** Begin **
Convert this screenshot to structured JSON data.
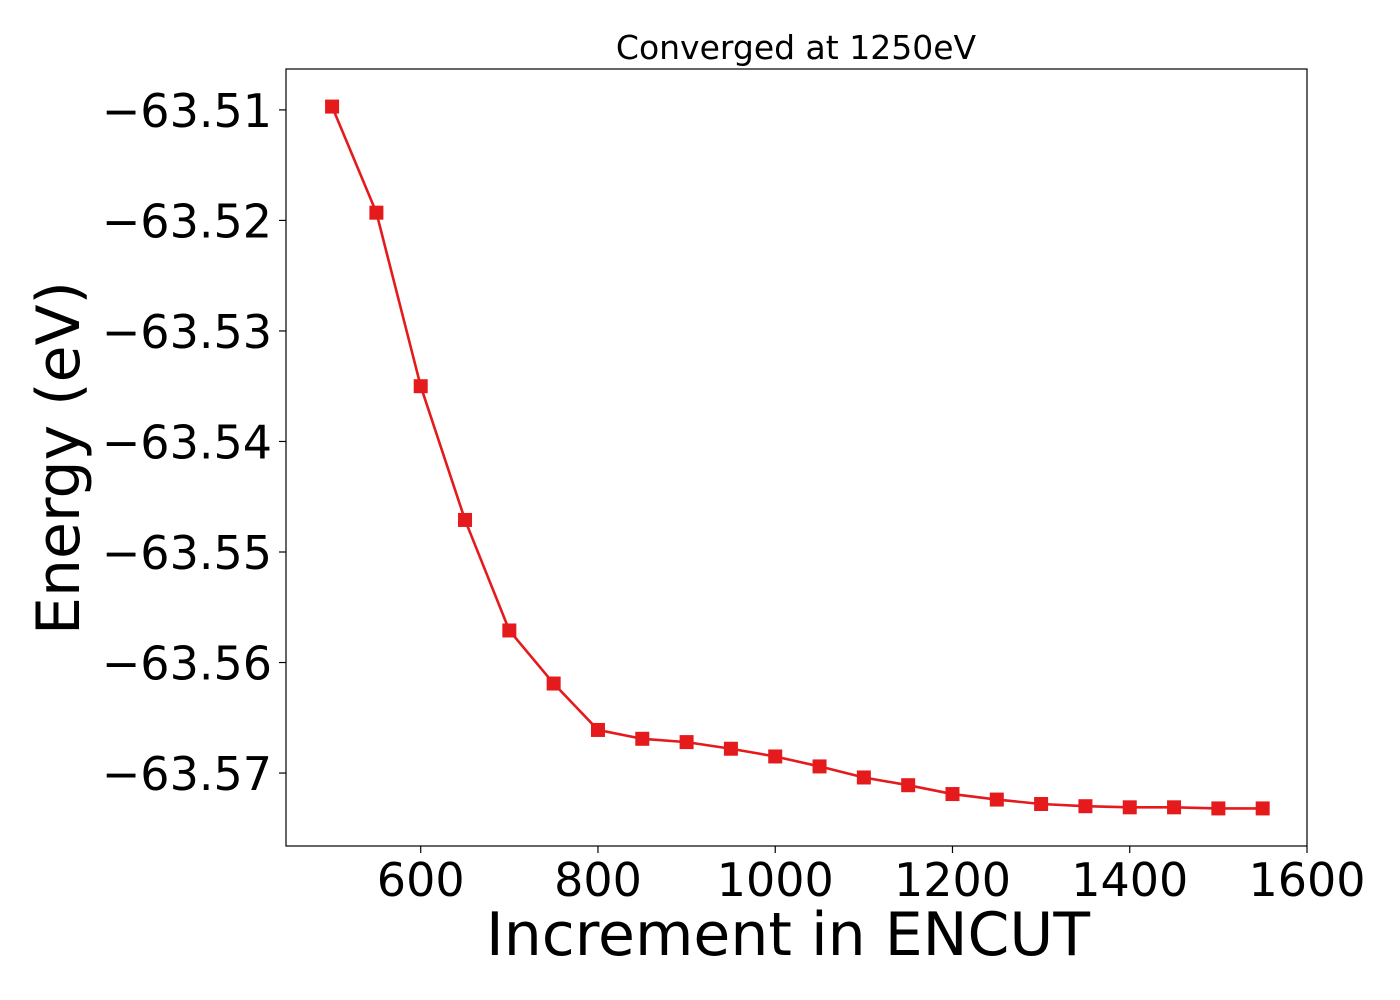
{
  "chart_data": {
    "type": "line",
    "title": "Converged at 1250eV",
    "xlabel": "Increment in ENCUT",
    "ylabel": "Energy (eV)",
    "xlim": [
      448,
      1600
    ],
    "ylim": [
      -63.5766,
      -63.5063
    ],
    "xticks": [
      600,
      800,
      1000,
      1200,
      1400,
      1600
    ],
    "yticks": [
      -63.51,
      -63.52,
      -63.53,
      -63.54,
      -63.55,
      -63.56,
      -63.57
    ],
    "xtick_labels": [
      "600",
      "800",
      "1000",
      "1200",
      "1400",
      "1600"
    ],
    "ytick_labels": [
      "−63.51",
      "−63.52",
      "−63.53",
      "−63.54",
      "−63.55",
      "−63.56",
      "−63.57"
    ],
    "grid": false,
    "color": "#e41a1c",
    "marker": "square",
    "series": [
      {
        "x": [
          500,
          550,
          600,
          650,
          700,
          750,
          800,
          850,
          900,
          950,
          1000,
          1050,
          1100,
          1150,
          1200,
          1250,
          1300,
          1350,
          1400,
          1450,
          1500,
          1550
        ],
        "values": [
          -63.5097,
          -63.5193,
          -63.535,
          -63.5471,
          -63.5571,
          -63.5619,
          -63.5661,
          -63.5669,
          -63.5672,
          -63.5678,
          -63.5685,
          -63.5694,
          -63.5704,
          -63.5711,
          -63.5719,
          -63.5724,
          -63.5728,
          -63.573,
          -63.5731,
          -63.5731,
          -63.5732,
          -63.5732
        ]
      }
    ]
  }
}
** End **
Quote all of the entries word for word, omitting any pictures.

• EXPECTED OUTPUT:
Convert this screenshot to structured JSON data.
{
  "chart_data": {
    "type": "line",
    "title": "Converged at 1250eV",
    "xlabel": "Increment in ENCUT",
    "ylabel": "Energy (eV)",
    "xlim": [
      448,
      1600
    ],
    "ylim": [
      -63.5766,
      -63.5063
    ],
    "xticks": [
      600,
      800,
      1000,
      1200,
      1400,
      1600
    ],
    "yticks": [
      -63.51,
      -63.52,
      -63.53,
      -63.54,
      -63.55,
      -63.56,
      -63.57
    ],
    "xtick_labels": [
      "600",
      "800",
      "1000",
      "1200",
      "1400",
      "1600"
    ],
    "ytick_labels": [
      "−63.51",
      "−63.52",
      "−63.53",
      "−63.54",
      "−63.55",
      "−63.56",
      "−63.57"
    ],
    "grid": false,
    "color": "#e41a1c",
    "marker": "square",
    "series": [
      {
        "x": [
          500,
          550,
          600,
          650,
          700,
          750,
          800,
          850,
          900,
          950,
          1000,
          1050,
          1100,
          1150,
          1200,
          1250,
          1300,
          1350,
          1400,
          1450,
          1500,
          1550
        ],
        "values": [
          -63.5097,
          -63.5193,
          -63.535,
          -63.5471,
          -63.5571,
          -63.5619,
          -63.5661,
          -63.5669,
          -63.5672,
          -63.5678,
          -63.5685,
          -63.5694,
          -63.5704,
          -63.5711,
          -63.5719,
          -63.5724,
          -63.5728,
          -63.573,
          -63.5731,
          -63.5731,
          -63.5732,
          -63.5732
        ]
      }
    ]
  }
}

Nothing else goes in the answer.